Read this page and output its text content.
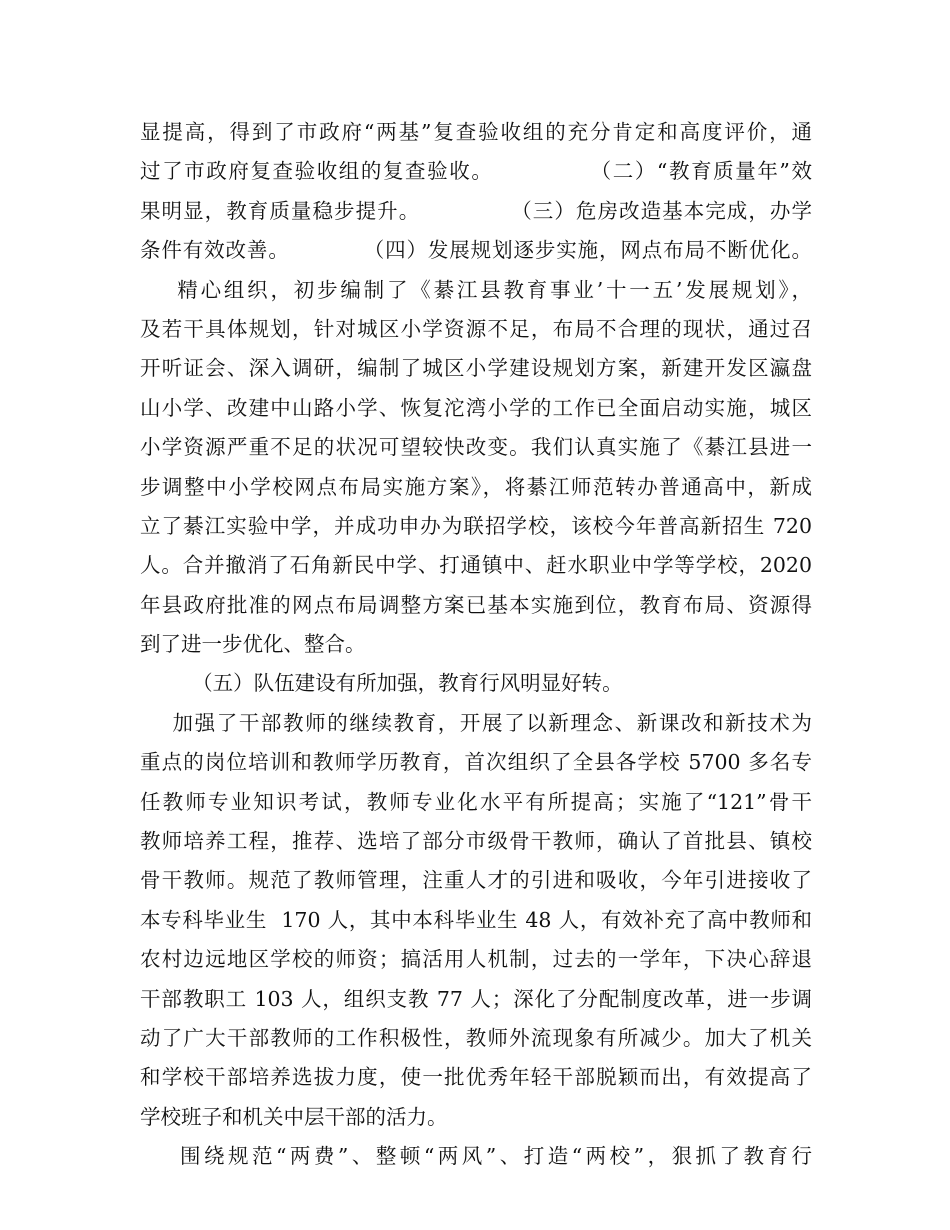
显提高，得到了市政府“两基”复查验收组的充分肯定和高度评价，通
过了市政府复查验收组的复查验收。            （二）“教育质量年”效
果明显，教育质量稳步提升。            （三）危房改造基本完成，办学
条件有效改善。          （四）发展规划逐步实施，网点布局不断优化。
精心组织，初步编制了《綦江县教育事业’十一五’发展规划》，
及若干具体规划，针对城区小学资源不足，布局不合理的现状，通过召
开听证会、深入调研，编制了城区小学建设规划方案，新建开发区瀛盘
山小学、改建中山路小学、恢复沱湾小学的工作已全面启动实施，城区
小学资源严重不足的状况可望较快改变。我们认真实施了《綦江县进一
步调整中小学校网点布局实施方案》，将綦江师范转办普通高中，新成
立了綦江实验中学，并成功申办为联招学校，该校今年普高新招生 720
人。合并撤消了石角新民中学、打通镇中、赶水职业中学等学校，2020
年县政府批准的网点布局调整方案已基本实施到位，教育布局、资源得
到了进一步优化、整合。
（五）队伍建设有所加强，教育行风明显好转。
加强了干部教师的继续教育，开展了以新理念、新课改和新技术为
重点的岗位培训和教师学历教育，首次组织了全县各学校 5700 多名专
任教师专业知识考试，教师专业化水平有所提高；实施了“121”骨干
教师培养工程，推荐、选培了部分市级骨干教师，确认了首批县、镇校
骨干教师。规范了教师管理，注重人才的引进和吸收，今年引进接收了
本专科毕业生  170 人，其中本科毕业生 48 人，有效补充了高中教师和
农村边远地区学校的师资；搞活用人机制，过去的一学年，下决心辞退
干部教职工 103 人，组织支教 77 人；深化了分配制度改革，进一步调
动了广大干部教师的工作积极性，教师外流现象有所减少。加大了机关
和学校干部培养选拔力度，使一批优秀年轻干部脱颖而出，有效提高了
学校班子和机关中层干部的活力。
围绕规范“两费”、整顿“两风”、打造“两校”，狠抓了教育行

####################

= Problem requirements =
Give all the entries again exactly, dropping each picture.

= Output of the task =
Read this page and output its text content.
显提高，得到了市政府“两基”复查验收组的充分肯定和高度评价，通
过了市政府复查验收组的复查验收。            （二）“教育质量年”效
果明显，教育质量稳步提升。            （三）危房改造基本完成，办学
条件有效改善。          （四）发展规划逐步实施，网点布局不断优化。
精心组织，初步编制了《綦江县教育事业’十一五’发展规划》，
及若干具体规划，针对城区小学资源不足，布局不合理的现状，通过召
开听证会、深入调研，编制了城区小学建设规划方案，新建开发区瀛盘
山小学、改建中山路小学、恢复沱湾小学的工作已全面启动实施，城区
小学资源严重不足的状况可望较快改变。我们认真实施了《綦江县进一
步调整中小学校网点布局实施方案》，将綦江师范转办普通高中，新成
立了綦江实验中学，并成功申办为联招学校，该校今年普高新招生 720
人。合并撤消了石角新民中学、打通镇中、赶水职业中学等学校，2020
年县政府批准的网点布局调整方案已基本实施到位，教育布局、资源得
到了进一步优化、整合。
（五）队伍建设有所加强，教育行风明显好转。
加强了干部教师的继续教育，开展了以新理念、新课改和新技术为
重点的岗位培训和教师学历教育，首次组织了全县各学校 5700 多名专
任教师专业知识考试，教师专业化水平有所提高；实施了“121”骨干
教师培养工程，推荐、选培了部分市级骨干教师，确认了首批县、镇校
骨干教师。规范了教师管理，注重人才的引进和吸收，今年引进接收了
本专科毕业生  170 人，其中本科毕业生 48 人，有效补充了高中教师和
农村边远地区学校的师资；搞活用人机制，过去的一学年，下决心辞退
干部教职工 103 人，组织支教 77 人；深化了分配制度改革，进一步调
动了广大干部教师的工作积极性，教师外流现象有所减少。加大了机关
和学校干部培养选拔力度，使一批优秀年轻干部脱颖而出，有效提高了
学校班子和机关中层干部的活力。
围绕规范“两费”、整顿“两风”、打造“两校”，狠抓了教育行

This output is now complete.